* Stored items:

....

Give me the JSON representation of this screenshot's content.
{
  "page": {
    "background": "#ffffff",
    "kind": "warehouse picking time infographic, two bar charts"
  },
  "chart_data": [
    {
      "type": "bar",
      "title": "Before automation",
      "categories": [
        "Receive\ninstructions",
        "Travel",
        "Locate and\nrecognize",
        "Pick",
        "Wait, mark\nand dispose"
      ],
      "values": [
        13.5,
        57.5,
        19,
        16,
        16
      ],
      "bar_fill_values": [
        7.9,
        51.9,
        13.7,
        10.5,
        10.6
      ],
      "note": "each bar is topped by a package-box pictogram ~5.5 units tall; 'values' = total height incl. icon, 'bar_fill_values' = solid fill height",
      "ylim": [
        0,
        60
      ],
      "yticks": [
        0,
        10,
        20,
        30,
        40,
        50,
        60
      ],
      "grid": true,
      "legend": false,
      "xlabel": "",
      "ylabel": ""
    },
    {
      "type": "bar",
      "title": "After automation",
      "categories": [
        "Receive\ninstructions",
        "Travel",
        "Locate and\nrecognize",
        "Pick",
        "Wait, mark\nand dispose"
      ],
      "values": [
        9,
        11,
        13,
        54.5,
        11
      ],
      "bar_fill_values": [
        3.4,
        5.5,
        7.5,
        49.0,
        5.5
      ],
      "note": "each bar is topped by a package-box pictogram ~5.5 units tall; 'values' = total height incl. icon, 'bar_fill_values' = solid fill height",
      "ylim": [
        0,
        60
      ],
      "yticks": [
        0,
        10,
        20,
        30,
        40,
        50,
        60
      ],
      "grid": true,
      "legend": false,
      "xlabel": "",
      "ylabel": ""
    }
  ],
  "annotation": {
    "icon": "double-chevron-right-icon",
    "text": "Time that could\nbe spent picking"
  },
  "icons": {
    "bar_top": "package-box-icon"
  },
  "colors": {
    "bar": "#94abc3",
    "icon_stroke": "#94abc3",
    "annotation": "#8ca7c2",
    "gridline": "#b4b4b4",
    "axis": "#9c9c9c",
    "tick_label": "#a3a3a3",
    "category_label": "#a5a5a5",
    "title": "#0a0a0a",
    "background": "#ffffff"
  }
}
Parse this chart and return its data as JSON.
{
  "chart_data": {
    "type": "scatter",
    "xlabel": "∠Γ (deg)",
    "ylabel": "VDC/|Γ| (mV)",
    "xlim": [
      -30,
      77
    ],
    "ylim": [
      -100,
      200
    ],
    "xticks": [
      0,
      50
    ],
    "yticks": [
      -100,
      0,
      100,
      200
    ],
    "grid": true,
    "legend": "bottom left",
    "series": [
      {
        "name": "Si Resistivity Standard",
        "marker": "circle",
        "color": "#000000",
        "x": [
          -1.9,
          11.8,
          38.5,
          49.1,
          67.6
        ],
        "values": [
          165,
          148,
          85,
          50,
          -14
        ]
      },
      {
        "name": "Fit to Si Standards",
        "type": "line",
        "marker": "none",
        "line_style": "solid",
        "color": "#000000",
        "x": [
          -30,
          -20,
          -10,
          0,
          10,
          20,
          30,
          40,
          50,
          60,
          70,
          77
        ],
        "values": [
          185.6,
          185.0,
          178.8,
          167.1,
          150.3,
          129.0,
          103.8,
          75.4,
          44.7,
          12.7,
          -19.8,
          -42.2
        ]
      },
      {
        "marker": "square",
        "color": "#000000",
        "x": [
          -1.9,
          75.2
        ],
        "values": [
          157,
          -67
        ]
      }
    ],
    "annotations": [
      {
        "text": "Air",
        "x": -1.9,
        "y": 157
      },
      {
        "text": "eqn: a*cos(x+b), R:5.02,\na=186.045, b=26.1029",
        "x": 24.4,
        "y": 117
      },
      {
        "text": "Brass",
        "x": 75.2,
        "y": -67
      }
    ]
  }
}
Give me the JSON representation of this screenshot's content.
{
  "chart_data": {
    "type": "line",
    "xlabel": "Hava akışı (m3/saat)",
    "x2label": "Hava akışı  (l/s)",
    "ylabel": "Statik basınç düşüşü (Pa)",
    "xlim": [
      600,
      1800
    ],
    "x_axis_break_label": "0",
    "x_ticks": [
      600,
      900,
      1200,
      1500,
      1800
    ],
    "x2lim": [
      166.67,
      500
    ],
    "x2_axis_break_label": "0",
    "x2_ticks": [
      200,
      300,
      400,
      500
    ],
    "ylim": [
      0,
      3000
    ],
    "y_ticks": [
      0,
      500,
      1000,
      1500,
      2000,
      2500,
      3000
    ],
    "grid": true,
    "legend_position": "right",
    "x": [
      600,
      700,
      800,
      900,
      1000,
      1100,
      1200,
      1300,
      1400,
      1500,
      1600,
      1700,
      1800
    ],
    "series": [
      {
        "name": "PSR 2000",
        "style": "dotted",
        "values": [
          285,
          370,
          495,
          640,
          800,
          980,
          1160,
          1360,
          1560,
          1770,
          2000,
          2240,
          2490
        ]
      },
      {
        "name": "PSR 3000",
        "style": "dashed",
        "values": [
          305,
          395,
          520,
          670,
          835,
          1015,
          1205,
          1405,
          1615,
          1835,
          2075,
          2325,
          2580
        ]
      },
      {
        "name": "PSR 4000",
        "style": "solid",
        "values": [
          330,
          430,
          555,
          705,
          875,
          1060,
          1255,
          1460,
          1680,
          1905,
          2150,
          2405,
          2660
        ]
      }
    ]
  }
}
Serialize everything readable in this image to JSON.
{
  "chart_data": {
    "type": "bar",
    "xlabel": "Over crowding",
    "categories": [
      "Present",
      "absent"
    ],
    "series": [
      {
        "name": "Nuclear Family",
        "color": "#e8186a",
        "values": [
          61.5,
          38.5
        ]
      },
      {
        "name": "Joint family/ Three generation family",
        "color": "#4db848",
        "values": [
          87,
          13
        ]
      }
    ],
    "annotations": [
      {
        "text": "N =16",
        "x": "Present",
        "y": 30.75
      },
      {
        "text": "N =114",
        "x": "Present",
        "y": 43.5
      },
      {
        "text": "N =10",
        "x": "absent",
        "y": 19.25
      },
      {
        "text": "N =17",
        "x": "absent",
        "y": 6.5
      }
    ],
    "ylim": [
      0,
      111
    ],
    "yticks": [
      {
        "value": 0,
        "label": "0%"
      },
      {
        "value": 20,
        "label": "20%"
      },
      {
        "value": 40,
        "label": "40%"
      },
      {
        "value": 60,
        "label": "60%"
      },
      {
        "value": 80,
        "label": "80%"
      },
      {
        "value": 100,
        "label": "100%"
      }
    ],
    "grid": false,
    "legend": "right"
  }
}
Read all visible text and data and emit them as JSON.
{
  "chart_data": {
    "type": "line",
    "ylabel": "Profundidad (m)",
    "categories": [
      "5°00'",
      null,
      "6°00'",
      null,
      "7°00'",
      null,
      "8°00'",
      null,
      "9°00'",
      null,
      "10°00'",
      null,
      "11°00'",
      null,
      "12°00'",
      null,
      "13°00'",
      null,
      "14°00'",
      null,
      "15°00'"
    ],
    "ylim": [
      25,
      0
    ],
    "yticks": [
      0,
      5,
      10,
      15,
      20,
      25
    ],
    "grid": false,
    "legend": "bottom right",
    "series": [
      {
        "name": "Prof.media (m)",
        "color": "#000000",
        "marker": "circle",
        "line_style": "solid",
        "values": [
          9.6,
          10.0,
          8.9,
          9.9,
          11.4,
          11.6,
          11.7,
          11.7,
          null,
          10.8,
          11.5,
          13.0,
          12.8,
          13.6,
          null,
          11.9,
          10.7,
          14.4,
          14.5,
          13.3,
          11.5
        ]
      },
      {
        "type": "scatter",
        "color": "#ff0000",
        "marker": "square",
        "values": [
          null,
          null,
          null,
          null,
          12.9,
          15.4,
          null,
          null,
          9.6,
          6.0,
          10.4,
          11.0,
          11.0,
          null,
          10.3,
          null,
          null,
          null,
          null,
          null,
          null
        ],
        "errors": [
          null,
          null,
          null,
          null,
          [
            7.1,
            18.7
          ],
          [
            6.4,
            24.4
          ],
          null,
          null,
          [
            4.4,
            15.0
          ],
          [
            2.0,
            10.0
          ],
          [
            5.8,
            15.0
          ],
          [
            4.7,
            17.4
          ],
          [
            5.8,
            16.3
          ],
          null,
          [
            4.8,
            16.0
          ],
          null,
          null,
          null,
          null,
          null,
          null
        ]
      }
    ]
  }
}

....

* Challenge: Report the number of lines in the listing that include the string "text"; give nothing but the number.

* The response: 9